Work to do:
Everything in the listing except the pictures should be written out exactly.

── Supplied information

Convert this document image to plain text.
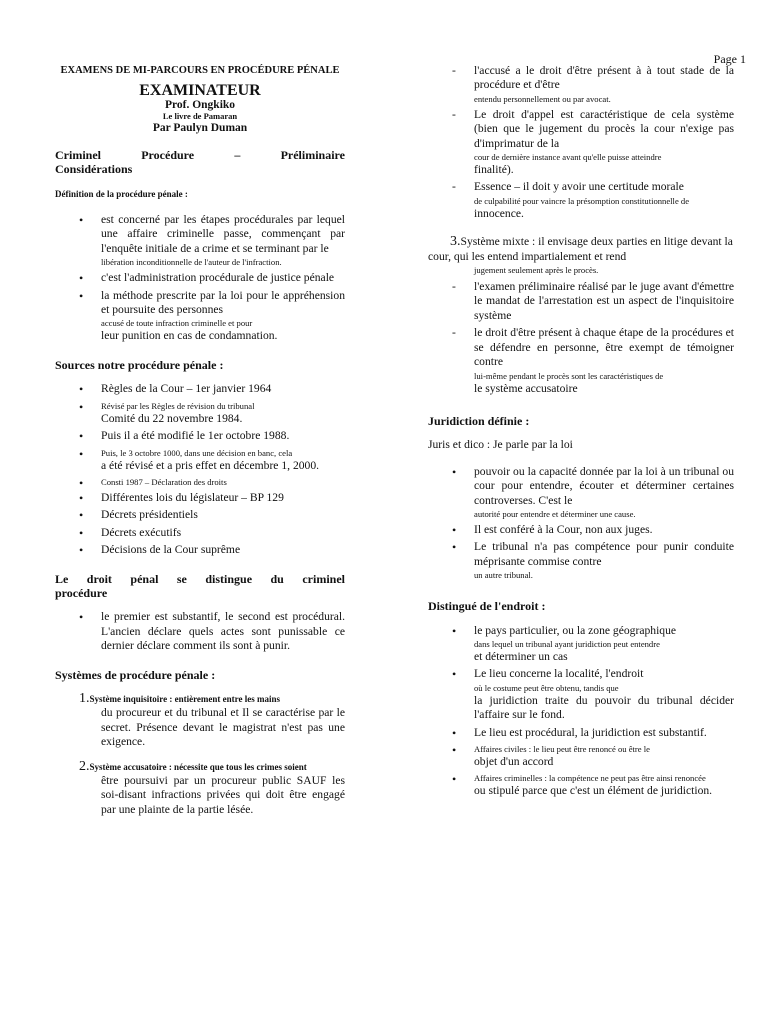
Page 1
EXAMENS DE MI-PARCOURS EN PROCÉDURE PÉNALE
EXAMINATEUR
Prof. Ongkiko
Le livre de Pamaran
Par Paulyn Duman
Criminel Procédure – Préliminaire
Considérations
Définition de la procédure pénale :
• est concerné par les étapes procédurales par lequel une affaire criminelle passe, commençant par l'enquête initiale de a crime et se terminant par le
libération inconditionnelle de l'auteur de l'infraction.
• c'est l'administration procédurale de justice pénale
• la méthode prescrite par la loi pour le appréhension et poursuite des personnes
accusé de toute infraction criminelle et pour
leur punition en cas de condamnation.
Sources notre procédure pénale :
• Règles de la Cour – 1er janvier 1964
• Révisé par les Règles de révision du tribunal
Comité du 22 novembre 1984.
• Puis il a été modifié le 1er octobre 1988.
• Puis, le 3 octobre 1000, dans une décision en banc, cela
a été révisé et a pris effet en décembre 1, 2000.
• Consti 1987 – Déclaration des droits
• Différentes lois du législateur – BP 129
• Décrets présidentiels
• Décrets exécutifs
• Décisions de la Cour suprême
Le droit pénal se distingue du criminel
procédure
• le premier est substantif, le second est procédural. L'ancien déclare quels actes sont punissable ce dernier déclare comment ils sont à punir.
Systèmes de procédure pénale :
1.Système inquisitoire : entièrement entre les mains
du procureur et du tribunal et Il se caractérise par le secret. Présence devant le magistrat n'est pas une exigence.
2.Système accusatoire : nécessite que tous les crimes soient
être poursuivi par un procureur public SAUF les soi-disant infractions privées qui doit être engagé par une plainte de la partie lésée.
- l'accusé a le droit d'être présent à à tout stade de la procédure et d'être
entendu personnellement ou par avocat.
- Le droit d'appel est caractéristique de cela système (bien que le jugement du procès la cour n'exige pas d'imprimatur de la
cour de dernière instance avant qu'elle puisse atteindre
finalité).
- Essence – il doit y avoir une certitude morale
de culpabilité pour vaincre la présomption constitutionnelle de
innocence.
3.Système mixte : il envisage deux parties en litige devant la cour, qui les entend impartialement et rend
jugement seulement après le procès.
- l'examen préliminaire réalisé par le juge avant d'émettre le mandat de l'arrestation est un aspect de l'inquisitoire système
- le droit d'être présent à chaque étape de la procédures et se défendre en personne, être exempt de témoigner contre
lui-même pendant le procès sont les caractéristiques de
le système accusatoire
Juridiction définie :
Juris et dico : Je parle par la loi
• pouvoir ou la capacité donnée par la loi à un tribunal ou cour pour entendre, écouter et déterminer certaines controverses. C'est le
autorité pour entendre et déterminer une cause.
• Il est conféré à la Cour, non aux juges.
• Le tribunal n'a pas compétence pour punir conduite méprisante commise contre
un autre tribunal.
Distingué de l'endroit :
• le pays particulier, ou la zone géographique
dans lequel un tribunal ayant juridiction peut entendre
et déterminer un cas
• Le lieu concerne la localité, l'endroit
où le costume peut être obtenu, tandis que
la juridiction traite du pouvoir du tribunal décider l'affaire sur le fond.
• Le lieu est procédural, la juridiction est substantif.
• Affaires civiles : le lieu peut être renoncé ou être le
objet d'un accord
• Affaires criminelles : la compétence ne peut pas être ainsi renoncée
ou stipulé parce que c'est un élément de juridiction.
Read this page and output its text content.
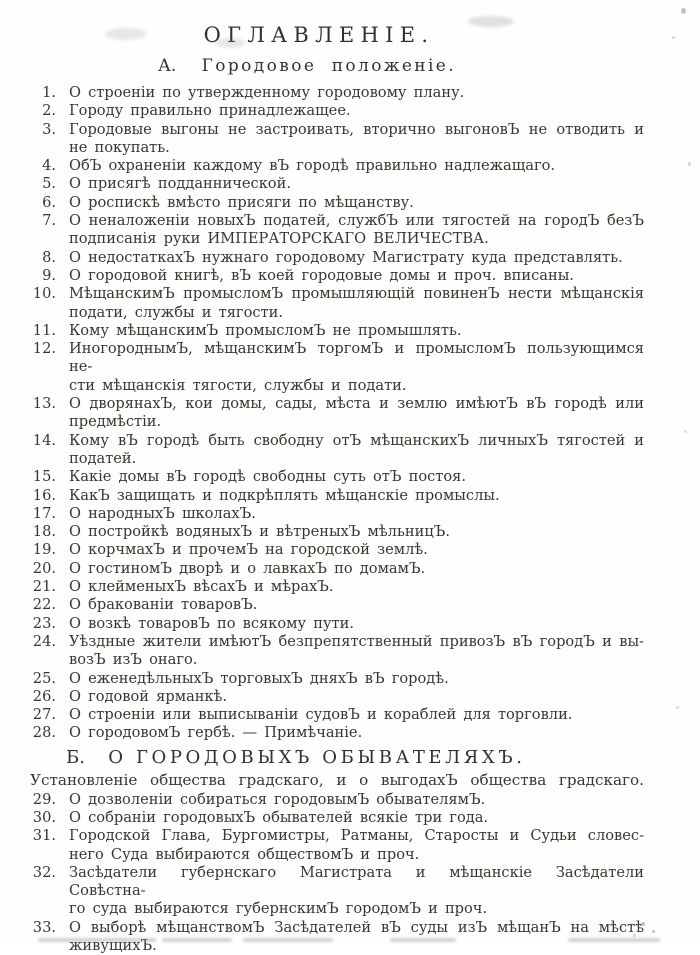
ОГЛАВЛЕНІЕ.
А. Городовое положеніе.
1. О строеніи по утвержденному городовому плану.
2. Городу правильно принадлежащее.
3. Городовые выгоны не застроивать, вторично выгоновЪ не отводить и
не покупать.
4. ОбЪ охраненіи каждому вЪ городѣ правильно надлежащаго.
5. О присягѣ подданнической.
6. О роспискѣ вмѣсто присяги по мѣщанству.
7. О неналоженіи новыхЪ податей, службЪ или тягостей на городЪ безЪ
подписанія руки ИМПЕРАТОРСКАГО ВЕЛИЧЕСТВА.
8. О недостаткахЪ нужнаго городовому Магистрату куда представлять.
9. О городовой книгѣ, вЪ коей городовые домы и проч. вписаны.
10. МѣщанскимЪ промысломЪ промышляющій повиненЪ нести мѣщанскія
подати, службы и тягости.
11. Кому мѣщанскимЪ промысломЪ не промышлять.
12. ИногороднымЪ, мѣщанскимЪ торгомЪ и промысломЪ пользующимся не-
сти мѣщанскія тягости, службы и подати.
13. О дворянахЪ, кои домы, сады, мѣста и землю имѣютЪ вЪ городѣ или
предмѣстіи.
14. Кому вЪ городѣ быть свободну отЪ мѣщанскихЪ личныхЪ тягостей и
податей.
15. Какіе домы вЪ городѣ свободны суть отЪ постоя.
16. КакЪ защищать и подкрѣплять мѣщанскіе промыслы.
17. О народныхЪ школахЪ.
18. О постройкѣ водяныхЪ и вѣтреныхЪ мѣльницЪ.
19. О корчмахЪ и прочемЪ на городской землѣ.
20. О гостиномЪ дворѣ и о лавкахЪ по домамЪ.
21. О клейменыхЪ вѣсахЪ и мѣрахЪ.
22. О бракованіи товаровЪ.
23. О возкѣ товаровЪ по всякому пути.
24. Уѣздные жители имѣютЪ безпрепятственный привозЪ вЪ городЪ и вы-
возЪ изЪ онаго.
25. О еженедѣльныхЪ торговыхЪ дняхЪ вЪ городѣ.
26. О годовой ярманкѣ.
27. О строеніи или выписываніи судовЪ и кораблей для торговли.
28. О городовомЪ гербѣ. — Примѣчаніе.
Б. О ГОРОДОВЫХЪ ОБЫВАТЕЛЯХЪ.
Установленіе общества градскаго, и о выгодахЪ общества градскаго.
29. О дозволеніи собираться городовымЪ обывателямЪ.
30. О собраніи городовыхЪ обывателей всякіе три года.
31. Городской Глава, Бургомистры, Ратманы, Старосты и Судьи словес-
него Суда выбираются обществомЪ и проч.
32. Засѣдатели губернскаго Магистрата и мѣщанскіе Засѣдатели Совѣстна-
го суда выбираются губернскимЪ городомЪ и проч.
33. О выборѣ мѣщанствомЪ Засѣдателей вЪ суды изЪ мѣщанЪ на мѣстѣ
живущихЪ.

────

Written response:
Convert this document image to plain text.
Page 1
EXAMENS DE MI-PARCOURS EN PROCÉDURE PÉNALE
EXAMINATEUR
Prof. Ongkiko
Le livre de Pamaran
Par Paulyn Duman
Criminel Procédure – Préliminaire
Considérations
Définition de la procédure pénale :
• est concerné par les étapes procédurales par lequel une affaire criminelle passe, commençant par l'enquête initiale de a crime et se terminant par le
libération inconditionnelle de l'auteur de l'infraction.
• c'est l'administration procédurale de justice pénale
• la méthode prescrite par la loi pour le appréhension et poursuite des personnes
accusé de toute infraction criminelle et pour
leur punition en cas de condamnation.
Sources notre procédure pénale :
• Règles de la Cour – 1er janvier 1964
• Révisé par les Règles de révision du tribunal
Comité du 22 novembre 1984.
• Puis il a été modifié le 1er octobre 1988.
• Puis, le 3 octobre 1000, dans une décision en banc, cela
a été révisé et a pris effet en décembre 1, 2000.
• Consti 1987 – Déclaration des droits
• Différentes lois du législateur – BP 129
• Décrets présidentiels
• Décrets exécutifs
• Décisions de la Cour suprême
Le droit pénal se distingue du criminel
procédure
• le premier est substantif, le second est procédural. L'ancien déclare quels actes sont punissable ce dernier déclare comment ils sont à punir.
Systèmes de procédure pénale :
1.Système inquisitoire : entièrement entre les mains
du procureur et du tribunal et Il se caractérise par le secret. Présence devant le magistrat n'est pas une exigence.
2.Système accusatoire : nécessite que tous les crimes soient
être poursuivi par un procureur public SAUF les soi-disant infractions privées qui doit être engagé par une plainte de la partie lésée.
- l'accusé a le droit d'être présent à à tout stade de la procédure et d'être
entendu personnellement ou par avocat.
- Le droit d'appel est caractéristique de cela système (bien que le jugement du procès la cour n'exige pas d'imprimatur de la
cour de dernière instance avant qu'elle puisse atteindre
finalité).
- Essence – il doit y avoir une certitude morale
de culpabilité pour vaincre la présomption constitutionnelle de
innocence.
3.Système mixte : il envisage deux parties en litige devant la cour, qui les entend impartialement et rend
jugement seulement après le procès.
- l'examen préliminaire réalisé par le juge avant d'émettre le mandat de l'arrestation est un aspect de l'inquisitoire système
- le droit d'être présent à chaque étape de la procédures et se défendre en personne, être exempt de témoigner contre
lui-même pendant le procès sont les caractéristiques de
le système accusatoire
Juridiction définie :
Juris et dico : Je parle par la loi
• pouvoir ou la capacité donnée par la loi à un tribunal ou cour pour entendre, écouter et déterminer certaines controverses. C'est le
autorité pour entendre et déterminer une cause.
• Il est conféré à la Cour, non aux juges.
• Le tribunal n'a pas compétence pour punir conduite méprisante commise contre
un autre tribunal.
Distingué de l'endroit :
• le pays particulier, ou la zone géographique
dans lequel un tribunal ayant juridiction peut entendre
et déterminer un cas
• Le lieu concerne la localité, l'endroit
où le costume peut être obtenu, tandis que
la juridiction traite du pouvoir du tribunal décider l'affaire sur le fond.
• Le lieu est procédural, la juridiction est substantif.
• Affaires civiles : le lieu peut être renoncé ou être le
objet d'un accord
• Affaires criminelles : la compétence ne peut pas être ainsi renoncée
ou stipulé parce que c'est un élément de juridiction.
Read this page and output its text content.
ОГЛАВЛЕНІЕ.
А. Городовое положеніе.
1. О строеніи по утвержденному городовому плану.
2. Городу правильно принадлежащее.
3. Городовые выгоны не застроивать, вторично выгоновЪ не отводить и
не покупать.
4. ОбЪ охраненіи каждому вЪ городѣ правильно надлежащаго.
5. О присягѣ подданнической.
6. О роспискѣ вмѣсто присяги по мѣщанству.
7. О неналоженіи новыхЪ податей, службЪ или тягостей на городЪ безЪ
подписанія руки ИМПЕРАТОРСКАГО ВЕЛИЧЕСТВА.
8. О недостаткахЪ нужнаго городовому Магистрату куда представлять.
9. О городовой книгѣ, вЪ коей городовые домы и проч. вписаны.
10. МѣщанскимЪ промысломЪ промышляющій повиненЪ нести мѣщанскія
подати, службы и тягости.
11. Кому мѣщанскимЪ промысломЪ не промышлять.
12. ИногороднымЪ, мѣщанскимЪ торгомЪ и промысломЪ пользующимся не-
сти мѣщанскія тягости, службы и подати.
13. О дворянахЪ, кои домы, сады, мѣста и землю имѣютЪ вЪ городѣ или
предмѣстіи.
14. Кому вЪ городѣ быть свободну отЪ мѣщанскихЪ личныхЪ тягостей и
податей.
15. Какіе домы вЪ городѣ свободны суть отЪ постоя.
16. КакЪ защищать и подкрѣплять мѣщанскіе промыслы.
17. О народныхЪ школахЪ.
18. О постройкѣ водяныхЪ и вѣтреныхЪ мѣльницЪ.
19. О корчмахЪ и прочемЪ на городской землѣ.
20. О гостиномЪ дворѣ и о лавкахЪ по домамЪ.
21. О клейменыхЪ вѣсахЪ и мѣрахЪ.
22. О бракованіи товаровЪ.
23. О возкѣ товаровЪ по всякому пути.
24. Уѣздные жители имѣютЪ безпрепятственный привозЪ вЪ городЪ и вы-
возЪ изЪ онаго.
25. О еженедѣльныхЪ торговыхЪ дняхЪ вЪ городѣ.
26. О годовой ярманкѣ.
27. О строеніи или выписываніи судовЪ и кораблей для торговли.
28. О городовомЪ гербѣ. — Примѣчаніе.
Б. О ГОРОДОВЫХЪ ОБЫВАТЕЛЯХЪ.
Установленіе общества градскаго, и о выгодахЪ общества градскаго.
29. О дозволеніи собираться городовымЪ обывателямЪ.
30. О собраніи городовыхЪ обывателей всякіе три года.
31. Городской Глава, Бургомистры, Ратманы, Старосты и Судьи словес-
него Суда выбираются обществомЪ и проч.
32. Засѣдатели губернскаго Магистрата и мѣщанскіе Засѣдатели Совѣстна-
го суда выбираются губернскимЪ городомЪ и проч.
33. О выборѣ мѣщанствомЪ Засѣдателей вЪ суды изЪ мѣщанЪ на мѣстѣ
живущихЪ.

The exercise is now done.